■ Collected data entries ■
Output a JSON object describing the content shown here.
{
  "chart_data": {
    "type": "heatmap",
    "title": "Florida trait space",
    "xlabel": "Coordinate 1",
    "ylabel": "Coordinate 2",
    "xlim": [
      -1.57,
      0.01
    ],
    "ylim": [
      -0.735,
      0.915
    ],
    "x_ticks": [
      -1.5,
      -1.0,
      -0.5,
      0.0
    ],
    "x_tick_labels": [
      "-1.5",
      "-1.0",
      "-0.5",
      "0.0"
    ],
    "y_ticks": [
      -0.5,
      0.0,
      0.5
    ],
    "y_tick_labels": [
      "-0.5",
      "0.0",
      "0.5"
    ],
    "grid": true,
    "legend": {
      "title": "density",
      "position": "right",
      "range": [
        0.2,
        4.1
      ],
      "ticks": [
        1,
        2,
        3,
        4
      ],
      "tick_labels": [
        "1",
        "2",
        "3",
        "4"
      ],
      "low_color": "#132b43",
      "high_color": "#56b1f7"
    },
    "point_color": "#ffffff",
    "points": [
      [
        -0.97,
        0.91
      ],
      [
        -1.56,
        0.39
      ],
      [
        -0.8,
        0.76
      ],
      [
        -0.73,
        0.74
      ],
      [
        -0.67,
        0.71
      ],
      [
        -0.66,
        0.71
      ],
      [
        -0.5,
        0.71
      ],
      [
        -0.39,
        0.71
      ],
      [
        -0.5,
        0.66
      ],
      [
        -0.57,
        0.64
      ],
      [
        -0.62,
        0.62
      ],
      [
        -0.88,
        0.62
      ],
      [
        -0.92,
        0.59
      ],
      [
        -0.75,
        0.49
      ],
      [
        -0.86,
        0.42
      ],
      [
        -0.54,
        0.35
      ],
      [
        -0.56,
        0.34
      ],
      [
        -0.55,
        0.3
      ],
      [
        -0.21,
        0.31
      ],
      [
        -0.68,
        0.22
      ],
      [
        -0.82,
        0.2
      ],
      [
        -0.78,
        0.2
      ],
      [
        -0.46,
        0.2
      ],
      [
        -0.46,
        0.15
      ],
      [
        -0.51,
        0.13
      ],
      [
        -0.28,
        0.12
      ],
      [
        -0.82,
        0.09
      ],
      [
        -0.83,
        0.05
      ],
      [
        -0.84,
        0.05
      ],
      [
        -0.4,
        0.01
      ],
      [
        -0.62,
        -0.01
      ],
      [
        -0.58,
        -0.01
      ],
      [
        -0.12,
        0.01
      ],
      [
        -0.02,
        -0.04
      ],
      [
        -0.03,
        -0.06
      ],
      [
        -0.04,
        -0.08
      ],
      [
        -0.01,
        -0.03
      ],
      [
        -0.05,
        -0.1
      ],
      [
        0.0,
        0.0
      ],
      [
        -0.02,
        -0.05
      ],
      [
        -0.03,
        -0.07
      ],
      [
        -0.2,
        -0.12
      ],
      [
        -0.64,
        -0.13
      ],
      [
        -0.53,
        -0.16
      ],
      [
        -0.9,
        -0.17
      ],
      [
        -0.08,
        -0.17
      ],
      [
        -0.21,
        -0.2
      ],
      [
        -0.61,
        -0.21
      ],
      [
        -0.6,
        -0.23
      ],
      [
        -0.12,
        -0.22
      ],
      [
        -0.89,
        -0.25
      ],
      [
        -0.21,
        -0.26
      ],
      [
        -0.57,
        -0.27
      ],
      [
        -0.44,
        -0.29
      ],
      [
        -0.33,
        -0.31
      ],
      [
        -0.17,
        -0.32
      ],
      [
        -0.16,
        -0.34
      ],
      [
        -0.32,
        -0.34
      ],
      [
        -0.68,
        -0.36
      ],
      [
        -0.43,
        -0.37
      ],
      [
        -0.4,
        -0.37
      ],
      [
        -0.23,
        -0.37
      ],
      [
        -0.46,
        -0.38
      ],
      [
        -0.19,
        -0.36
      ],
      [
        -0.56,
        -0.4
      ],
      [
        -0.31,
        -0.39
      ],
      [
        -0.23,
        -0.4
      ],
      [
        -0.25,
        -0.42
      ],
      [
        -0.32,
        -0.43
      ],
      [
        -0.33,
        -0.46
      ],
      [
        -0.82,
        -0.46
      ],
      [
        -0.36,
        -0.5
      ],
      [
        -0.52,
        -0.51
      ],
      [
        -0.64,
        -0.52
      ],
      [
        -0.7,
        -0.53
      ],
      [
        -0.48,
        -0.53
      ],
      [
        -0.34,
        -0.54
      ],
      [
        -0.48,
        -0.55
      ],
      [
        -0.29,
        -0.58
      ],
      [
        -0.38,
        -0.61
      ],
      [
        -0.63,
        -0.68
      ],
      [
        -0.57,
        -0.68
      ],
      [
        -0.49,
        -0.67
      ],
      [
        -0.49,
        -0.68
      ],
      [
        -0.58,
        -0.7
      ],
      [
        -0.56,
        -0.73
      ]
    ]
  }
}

■ EXERCISE AIM ■
Output the data above exactly, please, line for line.

■ TASK RESPONSE ■
Output a JSON object describing the content shown here.
{
  "chart_data": {
    "type": "heatmap",
    "title": "Florida trait space",
    "xlabel": "Coordinate 1",
    "ylabel": "Coordinate 2",
    "xlim": [
      -1.57,
      0.01
    ],
    "ylim": [
      -0.735,
      0.915
    ],
    "x_ticks": [
      -1.5,
      -1.0,
      -0.5,
      0.0
    ],
    "x_tick_labels": [
      "-1.5",
      "-1.0",
      "-0.5",
      "0.0"
    ],
    "y_ticks": [
      -0.5,
      0.0,
      0.5
    ],
    "y_tick_labels": [
      "-0.5",
      "0.0",
      "0.5"
    ],
    "grid": true,
    "legend": {
      "title": "density",
      "position": "right",
      "range": [
        0.2,
        4.1
      ],
      "ticks": [
        1,
        2,
        3,
        4
      ],
      "tick_labels": [
        "1",
        "2",
        "3",
        "4"
      ],
      "low_color": "#132b43",
      "high_color": "#56b1f7"
    },
    "point_color": "#ffffff",
    "points": [
      [
        -0.97,
        0.91
      ],
      [
        -1.56,
        0.39
      ],
      [
        -0.8,
        0.76
      ],
      [
        -0.73,
        0.74
      ],
      [
        -0.67,
        0.71
      ],
      [
        -0.66,
        0.71
      ],
      [
        -0.5,
        0.71
      ],
      [
        -0.39,
        0.71
      ],
      [
        -0.5,
        0.66
      ],
      [
        -0.57,
        0.64
      ],
      [
        -0.62,
        0.62
      ],
      [
        -0.88,
        0.62
      ],
      [
        -0.92,
        0.59
      ],
      [
        -0.75,
        0.49
      ],
      [
        -0.86,
        0.42
      ],
      [
        -0.54,
        0.35
      ],
      [
        -0.56,
        0.34
      ],
      [
        -0.55,
        0.3
      ],
      [
        -0.21,
        0.31
      ],
      [
        -0.68,
        0.22
      ],
      [
        -0.82,
        0.2
      ],
      [
        -0.78,
        0.2
      ],
      [
        -0.46,
        0.2
      ],
      [
        -0.46,
        0.15
      ],
      [
        -0.51,
        0.13
      ],
      [
        -0.28,
        0.12
      ],
      [
        -0.82,
        0.09
      ],
      [
        -0.83,
        0.05
      ],
      [
        -0.84,
        0.05
      ],
      [
        -0.4,
        0.01
      ],
      [
        -0.62,
        -0.01
      ],
      [
        -0.58,
        -0.01
      ],
      [
        -0.12,
        0.01
      ],
      [
        -0.02,
        -0.04
      ],
      [
        -0.03,
        -0.06
      ],
      [
        -0.04,
        -0.08
      ],
      [
        -0.01,
        -0.03
      ],
      [
        -0.05,
        -0.1
      ],
      [
        0.0,
        0.0
      ],
      [
        -0.02,
        -0.05
      ],
      [
        -0.03,
        -0.07
      ],
      [
        -0.2,
        -0.12
      ],
      [
        -0.64,
        -0.13
      ],
      [
        -0.53,
        -0.16
      ],
      [
        -0.9,
        -0.17
      ],
      [
        -0.08,
        -0.17
      ],
      [
        -0.21,
        -0.2
      ],
      [
        -0.61,
        -0.21
      ],
      [
        -0.6,
        -0.23
      ],
      [
        -0.12,
        -0.22
      ],
      [
        -0.89,
        -0.25
      ],
      [
        -0.21,
        -0.26
      ],
      [
        -0.57,
        -0.27
      ],
      [
        -0.44,
        -0.29
      ],
      [
        -0.33,
        -0.31
      ],
      [
        -0.17,
        -0.32
      ],
      [
        -0.16,
        -0.34
      ],
      [
        -0.32,
        -0.34
      ],
      [
        -0.68,
        -0.36
      ],
      [
        -0.43,
        -0.37
      ],
      [
        -0.4,
        -0.37
      ],
      [
        -0.23,
        -0.37
      ],
      [
        -0.46,
        -0.38
      ],
      [
        -0.19,
        -0.36
      ],
      [
        -0.56,
        -0.4
      ],
      [
        -0.31,
        -0.39
      ],
      [
        -0.23,
        -0.4
      ],
      [
        -0.25,
        -0.42
      ],
      [
        -0.32,
        -0.43
      ],
      [
        -0.33,
        -0.46
      ],
      [
        -0.82,
        -0.46
      ],
      [
        -0.36,
        -0.5
      ],
      [
        -0.52,
        -0.51
      ],
      [
        -0.64,
        -0.52
      ],
      [
        -0.7,
        -0.53
      ],
      [
        -0.48,
        -0.53
      ],
      [
        -0.34,
        -0.54
      ],
      [
        -0.48,
        -0.55
      ],
      [
        -0.29,
        -0.58
      ],
      [
        -0.38,
        -0.61
      ],
      [
        -0.63,
        -0.68
      ],
      [
        -0.57,
        -0.68
      ],
      [
        -0.49,
        -0.67
      ],
      [
        -0.49,
        -0.68
      ],
      [
        -0.58,
        -0.7
      ],
      [
        -0.56,
        -0.73
      ]
    ]
  }
}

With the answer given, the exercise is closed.